▶ INSTRUCTIONS TO FOLLOW
Transcribe all the entries word for word, skipping the pictures.

--- Begin INFORMATION PROVIDED ---

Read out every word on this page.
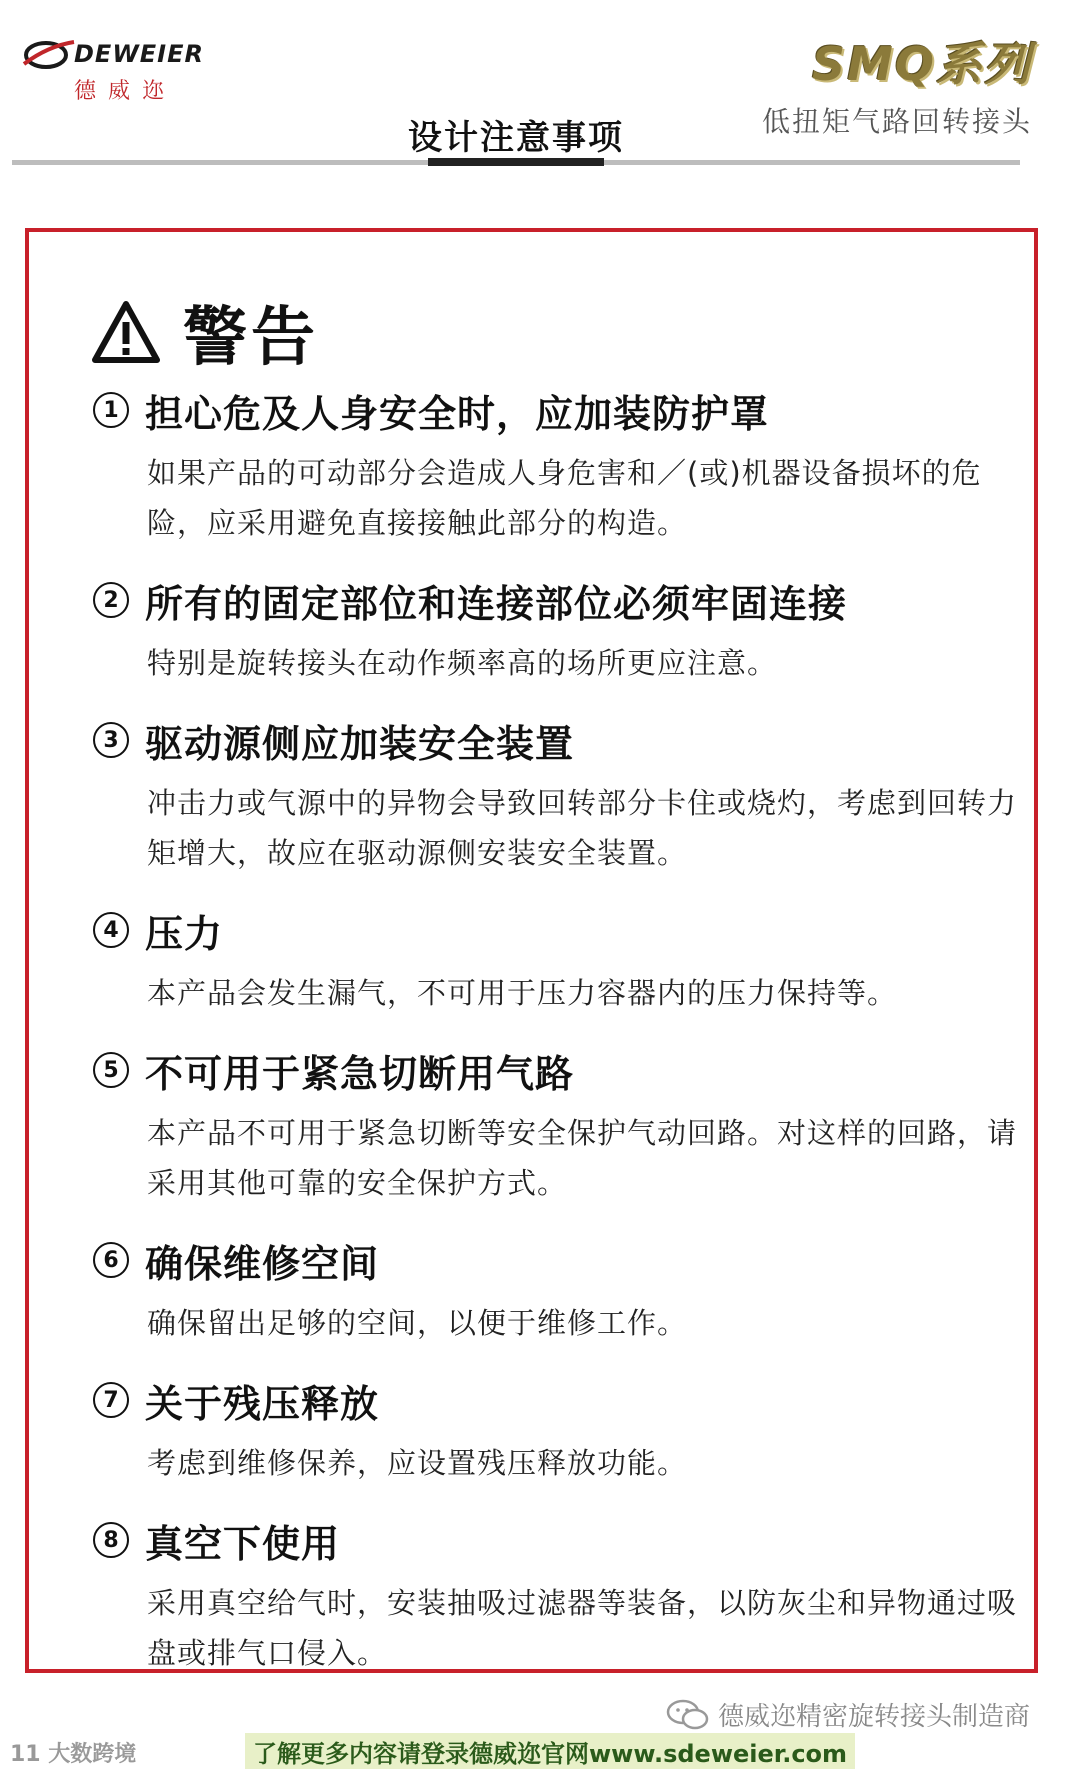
DEWEIER
德威迩
SMQ系列
低扭矩气路回转接头
设计注意事项
警告
1 担心危及人身安全时，应加装防护罩
如果产品的可动部分会造成人身危害和／(或)机器设备损坏的危险，应采用避免直接接触此部分的构造。
2 所有的固定部位和连接部位必须牢固连接
特别是旋转接头在动作频率高的场所更应注意。
3 驱动源侧应加装安全装置
冲击力或气源中的异物会导致回转部分卡住或烧灼，考虑到回转力矩增大，故应在驱动源侧安装安全装置。
4 压力
本产品会发生漏气，不可用于压力容器内的压力保持等。
5 不可用于紧急切断用气路
本产品不可用于紧急切断等安全保护气动回路。对这样的回路，请采用其他可靠的安全保护方式。
6 确保维修空间
确保留出足够的空间，以便于维修工作。
7 关于残压释放
考虑到维修保养，应设置残压释放功能。
8 真空下使用
采用真空给气时，安装抽吸过滤器等装备，以防灰尘和异物通过吸盘或排气口侵入。
德威迩精密旋转接头制造商
11 大数跨境	了解更多内容请登录德威迩官网www.sdeweier.com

--- End INFORMATION PROVIDED ---

▶ RESPONSE TO THIS TASK
Read out every word on this page.
DEWEIER
德威迩
SMQ系列
低扭矩气路回转接头
设计注意事项
警告
1 担心危及人身安全时，应加装防护罩
如果产品的可动部分会造成人身危害和／(或)机器设备损坏的危险，应采用避免直接接触此部分的构造。
2 所有的固定部位和连接部位必须牢固连接
特别是旋转接头在动作频率高的场所更应注意。
3 驱动源侧应加装安全装置
冲击力或气源中的异物会导致回转部分卡住或烧灼，考虑到回转力矩增大，故应在驱动源侧安装安全装置。
4 压力
本产品会发生漏气，不可用于压力容器内的压力保持等。
5 不可用于紧急切断用气路
本产品不可用于紧急切断等安全保护气动回路。对这样的回路，请采用其他可靠的安全保护方式。
6 确保维修空间
确保留出足够的空间，以便于维修工作。
7 关于残压释放
考虑到维修保养，应设置残压释放功能。
8 真空下使用
采用真空给气时，安装抽吸过滤器等装备，以防灰尘和异物通过吸盘或排气口侵入。
德威迩精密旋转接头制造商
11 大数跨境	了解更多内容请登录德威迩官网www.sdeweier.com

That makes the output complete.